━━ The input
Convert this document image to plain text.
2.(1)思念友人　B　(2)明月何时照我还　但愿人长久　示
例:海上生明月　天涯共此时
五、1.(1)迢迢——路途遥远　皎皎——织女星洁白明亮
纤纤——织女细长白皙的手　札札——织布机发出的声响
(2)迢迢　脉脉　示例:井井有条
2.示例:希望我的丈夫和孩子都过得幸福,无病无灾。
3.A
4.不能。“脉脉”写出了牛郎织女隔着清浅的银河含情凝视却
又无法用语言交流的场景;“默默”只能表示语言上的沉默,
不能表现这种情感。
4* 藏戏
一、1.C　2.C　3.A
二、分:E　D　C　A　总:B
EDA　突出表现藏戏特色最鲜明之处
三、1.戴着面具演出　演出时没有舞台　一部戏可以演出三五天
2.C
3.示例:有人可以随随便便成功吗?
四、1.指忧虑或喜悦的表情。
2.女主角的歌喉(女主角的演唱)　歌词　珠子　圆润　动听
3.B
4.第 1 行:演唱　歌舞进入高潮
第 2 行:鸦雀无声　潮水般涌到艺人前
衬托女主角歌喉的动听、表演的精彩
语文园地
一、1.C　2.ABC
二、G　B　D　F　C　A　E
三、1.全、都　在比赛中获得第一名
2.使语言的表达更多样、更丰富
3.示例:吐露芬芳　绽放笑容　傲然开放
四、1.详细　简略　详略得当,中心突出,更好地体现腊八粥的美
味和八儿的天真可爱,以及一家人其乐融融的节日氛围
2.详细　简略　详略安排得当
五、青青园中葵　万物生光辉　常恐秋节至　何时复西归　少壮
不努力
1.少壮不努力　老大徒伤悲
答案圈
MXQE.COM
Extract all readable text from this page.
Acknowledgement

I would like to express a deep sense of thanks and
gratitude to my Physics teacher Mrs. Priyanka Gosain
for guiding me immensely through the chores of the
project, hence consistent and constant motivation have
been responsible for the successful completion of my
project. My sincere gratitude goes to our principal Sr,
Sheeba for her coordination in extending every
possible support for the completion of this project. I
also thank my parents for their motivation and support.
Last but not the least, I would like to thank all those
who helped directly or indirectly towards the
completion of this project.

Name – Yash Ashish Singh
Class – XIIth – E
━━━━
Can you restate every record above word for word?

Convert this document image to plain text.
2.(1)思念友人　B　(2)明月何时照我还　但愿人长久　示
例:海上生明月　天涯共此时
五、1.(1)迢迢——路途遥远　皎皎——织女星洁白明亮
纤纤——织女细长白皙的手　札札——织布机发出的声响
(2)迢迢　脉脉　示例:井井有条
2.示例:希望我的丈夫和孩子都过得幸福,无病无灾。
3.A
4.不能。“脉脉”写出了牛郎织女隔着清浅的银河含情凝视却
又无法用语言交流的场景;“默默”只能表示语言上的沉默,
不能表现这种情感。
4* 藏戏
一、1.C　2.C　3.A
二、分:E　D　C　A　总:B
EDA　突出表现藏戏特色最鲜明之处
三、1.戴着面具演出　演出时没有舞台　一部戏可以演出三五天
2.C
3.示例:有人可以随随便便成功吗?
四、1.指忧虑或喜悦的表情。
2.女主角的歌喉(女主角的演唱)　歌词　珠子　圆润　动听
3.B
4.第 1 行:演唱　歌舞进入高潮
第 2 行:鸦雀无声　潮水般涌到艺人前
衬托女主角歌喉的动听、表演的精彩
语文园地
一、1.C　2.ABC
二、G　B　D　F　C　A　E
三、1.全、都　在比赛中获得第一名
2.使语言的表达更多样、更丰富
3.示例:吐露芬芳　绽放笑容　傲然开放
四、1.详细　简略　详略得当,中心突出,更好地体现腊八粥的美
味和八儿的天真可爱,以及一家人其乐融融的节日氛围
2.详细　简略　详略安排得当
五、青青园中葵　万物生光辉　常恐秋节至　何时复西归　少壮
不努力
1.少壮不努力　老大徒伤悲
答案圈
MXQE.COM
Extract all readable text from this page.
Acknowledgement

I would like to express a deep sense of thanks and
gratitude to my Physics teacher Mrs. Priyanka Gosain
for guiding me immensely through the chores of the
project, hence consistent and constant motivation have
been responsible for the successful completion of my
project. My sincere gratitude goes to our principal Sr,
Sheeba for her coordination in extending every
possible support for the completion of this project. I
also thank my parents for their motivation and support.
Last but not the least, I would like to thank all those
who helped directly or indirectly towards the
completion of this project.

Name – Yash Ashish Singh
Class – XIIth – E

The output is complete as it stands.